__Passage__
It is clear that the majority of the bird vocalizations were obseved during the **morning hours**. This could have happened due to the fact that people who record these vocalisations typically go out during the morning/day hours or that the birds from this dataset are really mostly singing during the mornings. Both facts might be true, but it actually does not matter. The initial idea was to ensure the even distribution of morning/night birds in training and validations sets, but as a result, it is not that important in this case.

## Excited to see what I will discover next!

__Records shown__
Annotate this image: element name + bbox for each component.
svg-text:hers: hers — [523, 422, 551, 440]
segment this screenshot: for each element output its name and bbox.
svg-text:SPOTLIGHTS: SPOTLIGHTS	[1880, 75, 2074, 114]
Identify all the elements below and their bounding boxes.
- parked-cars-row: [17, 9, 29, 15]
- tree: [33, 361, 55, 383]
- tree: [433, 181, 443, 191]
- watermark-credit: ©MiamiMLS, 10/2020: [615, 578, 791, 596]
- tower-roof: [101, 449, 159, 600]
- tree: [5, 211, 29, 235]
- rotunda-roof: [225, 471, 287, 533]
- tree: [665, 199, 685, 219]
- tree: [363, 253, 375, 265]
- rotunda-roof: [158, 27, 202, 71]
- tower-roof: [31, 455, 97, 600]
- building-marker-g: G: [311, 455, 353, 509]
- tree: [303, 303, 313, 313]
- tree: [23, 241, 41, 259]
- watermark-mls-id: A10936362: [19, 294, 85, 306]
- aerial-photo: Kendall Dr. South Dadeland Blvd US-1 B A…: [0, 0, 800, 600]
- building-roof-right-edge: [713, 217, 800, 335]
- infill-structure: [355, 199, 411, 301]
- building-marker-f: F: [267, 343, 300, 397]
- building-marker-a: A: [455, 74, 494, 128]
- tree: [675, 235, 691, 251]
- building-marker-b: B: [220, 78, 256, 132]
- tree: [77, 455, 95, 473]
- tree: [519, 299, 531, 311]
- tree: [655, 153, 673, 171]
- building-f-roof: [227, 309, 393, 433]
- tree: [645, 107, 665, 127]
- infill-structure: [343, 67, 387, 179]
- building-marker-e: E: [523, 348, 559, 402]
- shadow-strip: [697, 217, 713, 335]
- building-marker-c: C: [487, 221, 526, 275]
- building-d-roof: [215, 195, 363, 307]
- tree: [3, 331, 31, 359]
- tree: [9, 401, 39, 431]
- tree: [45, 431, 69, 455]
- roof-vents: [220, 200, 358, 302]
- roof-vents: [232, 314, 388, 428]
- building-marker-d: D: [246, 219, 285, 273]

__Your instructions__
Extract the portion of the text on bird vocalization timing between "It is clear" and "in this case.", inclusive, copying it word for word.

__Answer section__
It is clear that the majority of the bird vocalizations were obseved during the **morning hours**. This could have happened due to the fact that people who record these vocalisations typically go out during the morning/day hours or that the birds from this dataset are really mostly singing during the mornings. Both facts might be true, but it actually does not matter. The initial idea was to ensure the even distribution of morning/night birds in training and validations sets, but as a result, it is not that important in this case.